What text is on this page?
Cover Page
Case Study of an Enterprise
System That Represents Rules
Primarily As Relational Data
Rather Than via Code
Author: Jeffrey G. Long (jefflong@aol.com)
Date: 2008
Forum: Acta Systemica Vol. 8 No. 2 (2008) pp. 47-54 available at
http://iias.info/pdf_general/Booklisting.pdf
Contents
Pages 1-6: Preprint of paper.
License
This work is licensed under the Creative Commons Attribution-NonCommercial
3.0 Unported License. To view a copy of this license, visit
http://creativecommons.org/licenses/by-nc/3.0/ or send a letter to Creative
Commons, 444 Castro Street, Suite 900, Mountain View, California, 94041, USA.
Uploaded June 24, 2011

+-------+

▶ _Directions for this task_:
Please repeat the listing exactly, with nothing left out.

▶ _Output for this task_:
What text is on this page?
Cover Page
Case Study of an Enterprise
System That Represents Rules
Primarily As Relational Data
Rather Than via Code
Author: Jeffrey G. Long (jefflong@aol.com)
Date: 2008
Forum: Acta Systemica Vol. 8 No. 2 (2008) pp. 47-54 available at
http://iias.info/pdf_general/Booklisting.pdf
Contents
Pages 1-6: Preprint of paper.
License
This work is licensed under the Creative Commons Attribution-NonCommercial
3.0 Unported License. To view a copy of this license, visit
http://creativecommons.org/licenses/by-nc/3.0/ or send a letter to Creative
Commons, 444 Castro Street, Suite 900, Mountain View, California, 94041, USA.
Uploaded June 24, 2011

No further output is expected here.